**Aim**
Output every line of the material exactly, omitting images.

**Raw data**
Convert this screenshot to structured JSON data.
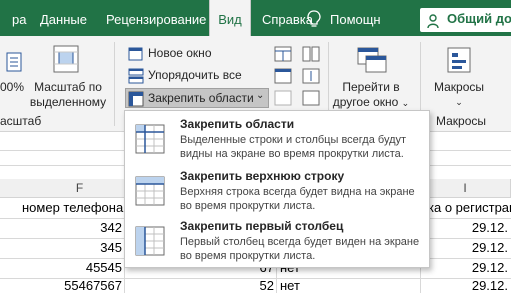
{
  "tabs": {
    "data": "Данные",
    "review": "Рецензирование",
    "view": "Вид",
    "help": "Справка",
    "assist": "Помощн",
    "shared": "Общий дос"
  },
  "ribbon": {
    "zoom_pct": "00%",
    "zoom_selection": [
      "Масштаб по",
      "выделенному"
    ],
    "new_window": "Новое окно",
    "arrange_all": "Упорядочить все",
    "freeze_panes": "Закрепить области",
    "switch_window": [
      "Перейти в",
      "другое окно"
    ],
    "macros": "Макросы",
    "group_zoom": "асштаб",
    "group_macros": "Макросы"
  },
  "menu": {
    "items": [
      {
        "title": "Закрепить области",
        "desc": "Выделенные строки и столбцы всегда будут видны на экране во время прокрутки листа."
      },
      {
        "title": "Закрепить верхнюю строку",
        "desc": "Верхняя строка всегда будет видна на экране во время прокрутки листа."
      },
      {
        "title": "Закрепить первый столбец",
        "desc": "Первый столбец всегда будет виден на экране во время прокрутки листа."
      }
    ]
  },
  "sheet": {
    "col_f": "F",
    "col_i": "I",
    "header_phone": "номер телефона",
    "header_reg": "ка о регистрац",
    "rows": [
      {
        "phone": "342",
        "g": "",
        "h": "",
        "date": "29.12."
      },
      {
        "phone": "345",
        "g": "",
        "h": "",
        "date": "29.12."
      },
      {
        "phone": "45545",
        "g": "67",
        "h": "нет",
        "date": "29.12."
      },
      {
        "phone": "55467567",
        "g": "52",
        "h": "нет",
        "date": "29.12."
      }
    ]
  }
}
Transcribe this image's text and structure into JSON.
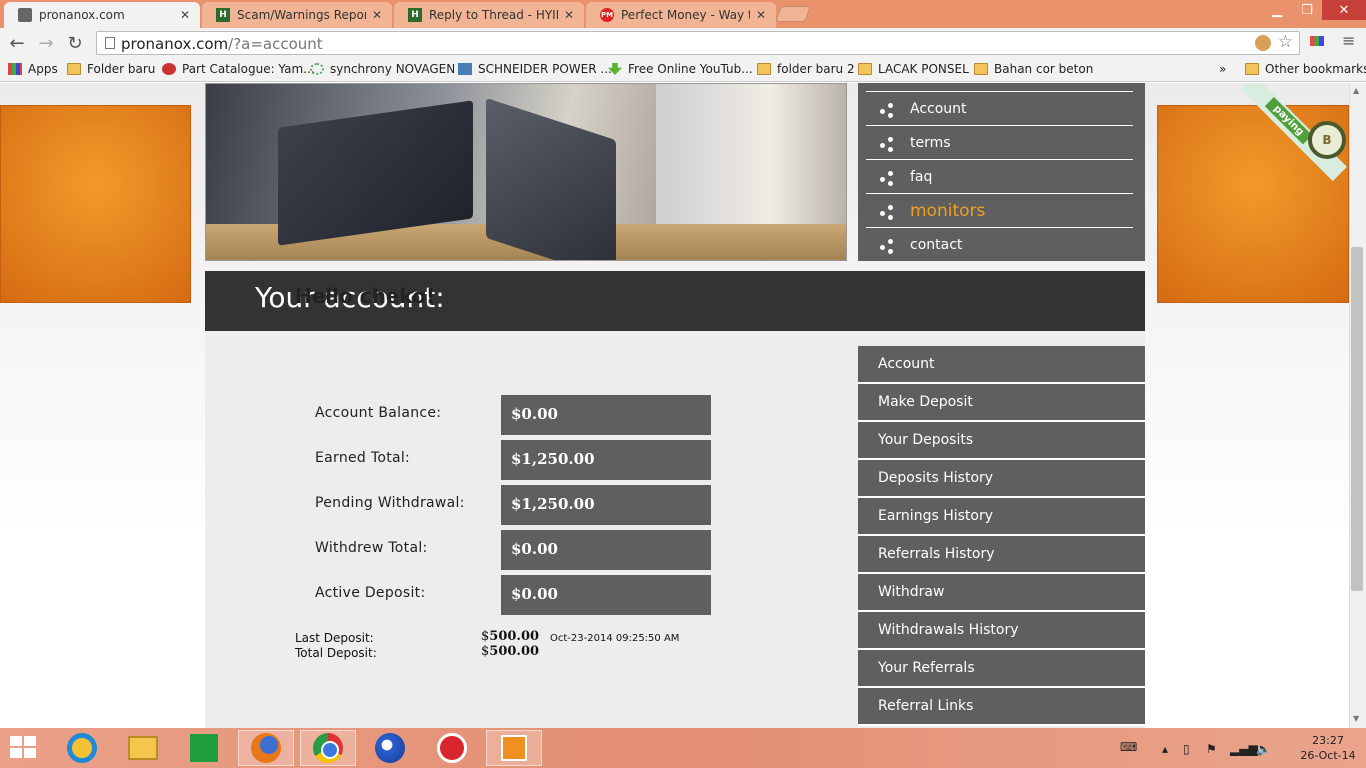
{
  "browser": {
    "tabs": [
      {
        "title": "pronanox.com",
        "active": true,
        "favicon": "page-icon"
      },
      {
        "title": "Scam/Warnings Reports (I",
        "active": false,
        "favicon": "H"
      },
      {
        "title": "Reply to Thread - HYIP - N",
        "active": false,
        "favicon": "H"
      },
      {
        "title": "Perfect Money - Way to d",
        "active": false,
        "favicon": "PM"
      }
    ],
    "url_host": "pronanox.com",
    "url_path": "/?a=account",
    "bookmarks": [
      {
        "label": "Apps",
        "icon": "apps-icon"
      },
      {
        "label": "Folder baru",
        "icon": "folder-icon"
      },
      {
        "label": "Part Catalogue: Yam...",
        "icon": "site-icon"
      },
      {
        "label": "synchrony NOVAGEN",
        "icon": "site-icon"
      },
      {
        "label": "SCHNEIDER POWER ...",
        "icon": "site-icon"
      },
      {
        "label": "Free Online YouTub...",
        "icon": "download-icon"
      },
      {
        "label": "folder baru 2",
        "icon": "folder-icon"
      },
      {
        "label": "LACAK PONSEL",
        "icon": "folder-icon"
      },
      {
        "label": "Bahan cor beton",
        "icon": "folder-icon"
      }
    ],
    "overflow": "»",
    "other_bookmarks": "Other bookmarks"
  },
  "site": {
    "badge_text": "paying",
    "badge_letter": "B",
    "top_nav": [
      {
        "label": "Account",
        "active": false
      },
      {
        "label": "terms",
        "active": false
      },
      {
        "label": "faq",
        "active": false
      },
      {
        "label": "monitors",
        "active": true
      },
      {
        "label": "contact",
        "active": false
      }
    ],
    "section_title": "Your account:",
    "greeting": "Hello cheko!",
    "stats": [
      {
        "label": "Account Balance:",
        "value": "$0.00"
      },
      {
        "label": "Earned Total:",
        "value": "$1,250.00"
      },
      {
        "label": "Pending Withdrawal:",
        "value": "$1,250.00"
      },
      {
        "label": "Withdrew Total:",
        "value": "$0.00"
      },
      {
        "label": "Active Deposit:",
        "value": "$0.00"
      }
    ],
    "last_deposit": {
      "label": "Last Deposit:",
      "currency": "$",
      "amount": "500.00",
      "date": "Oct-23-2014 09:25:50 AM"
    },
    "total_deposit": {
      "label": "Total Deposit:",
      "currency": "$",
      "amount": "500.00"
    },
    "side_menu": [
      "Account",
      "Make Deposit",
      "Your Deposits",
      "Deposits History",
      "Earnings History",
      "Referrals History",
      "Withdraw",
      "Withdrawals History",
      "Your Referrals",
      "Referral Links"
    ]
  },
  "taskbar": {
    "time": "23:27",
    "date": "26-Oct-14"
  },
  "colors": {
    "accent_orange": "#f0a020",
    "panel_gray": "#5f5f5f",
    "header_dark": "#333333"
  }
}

**Worked answer**
Convert this screenshot to structured JSON data.
{
  "tabs": {
    "data": "Данные",
    "review": "Рецензирование",
    "view": "Вид",
    "help": "Справка",
    "assist": "Помощн",
    "shared": "Общий дос"
  },
  "ribbon": {
    "zoom_pct": "00%",
    "zoom_selection": [
      "Масштаб по",
      "выделенному"
    ],
    "new_window": "Новое окно",
    "arrange_all": "Упорядочить все",
    "freeze_panes": "Закрепить области",
    "switch_window": [
      "Перейти в",
      "другое окно"
    ],
    "macros": "Макросы",
    "group_zoom": "асштаб",
    "group_macros": "Макросы"
  },
  "menu": {
    "items": [
      {
        "title": "Закрепить области",
        "desc": "Выделенные строки и столбцы всегда будут видны на экране во время прокрутки листа."
      },
      {
        "title": "Закрепить верхнюю строку",
        "desc": "Верхняя строка всегда будет видна на экране во время прокрутки листа."
      },
      {
        "title": "Закрепить первый столбец",
        "desc": "Первый столбец всегда будет виден на экране во время прокрутки листа."
      }
    ]
  },
  "sheet": {
    "col_f": "F",
    "col_i": "I",
    "header_phone": "номер телефона",
    "header_reg": "ка о регистрац",
    "rows": [
      {
        "phone": "342",
        "g": "",
        "h": "",
        "date": "29.12."
      },
      {
        "phone": "345",
        "g": "",
        "h": "",
        "date": "29.12."
      },
      {
        "phone": "45545",
        "g": "67",
        "h": "нет",
        "date": "29.12."
      },
      {
        "phone": "55467567",
        "g": "52",
        "h": "нет",
        "date": "29.12."
      }
    ]
  }
}
Transcribe this image's text and structure into JSON.
{
  "browser": {
    "tabs": [
      {
        "title": "pronanox.com",
        "active": true,
        "favicon": "page-icon"
      },
      {
        "title": "Scam/Warnings Reports (I",
        "active": false,
        "favicon": "H"
      },
      {
        "title": "Reply to Thread - HYIP - N",
        "active": false,
        "favicon": "H"
      },
      {
        "title": "Perfect Money - Way to d",
        "active": false,
        "favicon": "PM"
      }
    ],
    "url_host": "pronanox.com",
    "url_path": "/?a=account",
    "bookmarks": [
      {
        "label": "Apps",
        "icon": "apps-icon"
      },
      {
        "label": "Folder baru",
        "icon": "folder-icon"
      },
      {
        "label": "Part Catalogue: Yam...",
        "icon": "site-icon"
      },
      {
        "label": "synchrony NOVAGEN",
        "icon": "site-icon"
      },
      {
        "label": "SCHNEIDER POWER ...",
        "icon": "site-icon"
      },
      {
        "label": "Free Online YouTub...",
        "icon": "download-icon"
      },
      {
        "label": "folder baru 2",
        "icon": "folder-icon"
      },
      {
        "label": "LACAK PONSEL",
        "icon": "folder-icon"
      },
      {
        "label": "Bahan cor beton",
        "icon": "folder-icon"
      }
    ],
    "overflow": "»",
    "other_bookmarks": "Other bookmarks"
  },
  "site": {
    "badge_text": "paying",
    "badge_letter": "B",
    "top_nav": [
      {
        "label": "Account",
        "active": false
      },
      {
        "label": "terms",
        "active": false
      },
      {
        "label": "faq",
        "active": false
      },
      {
        "label": "monitors",
        "active": true
      },
      {
        "label": "contact",
        "active": false
      }
    ],
    "section_title": "Your account:",
    "greeting": "Hello cheko!",
    "stats": [
      {
        "label": "Account Balance:",
        "value": "$0.00"
      },
      {
        "label": "Earned Total:",
        "value": "$1,250.00"
      },
      {
        "label": "Pending Withdrawal:",
        "value": "$1,250.00"
      },
      {
        "label": "Withdrew Total:",
        "value": "$0.00"
      },
      {
        "label": "Active Deposit:",
        "value": "$0.00"
      }
    ],
    "last_deposit": {
      "label": "Last Deposit:",
      "currency": "$",
      "amount": "500.00",
      "date": "Oct-23-2014 09:25:50 AM"
    },
    "total_deposit": {
      "label": "Total Deposit:",
      "currency": "$",
      "amount": "500.00"
    },
    "side_menu": [
      "Account",
      "Make Deposit",
      "Your Deposits",
      "Deposits History",
      "Earnings History",
      "Referrals History",
      "Withdraw",
      "Withdrawals History",
      "Your Referrals",
      "Referral Links"
    ]
  },
  "taskbar": {
    "time": "23:27",
    "date": "26-Oct-14"
  },
  "colors": {
    "accent_orange": "#f0a020",
    "panel_gray": "#5f5f5f",
    "header_dark": "#333333"
  }
}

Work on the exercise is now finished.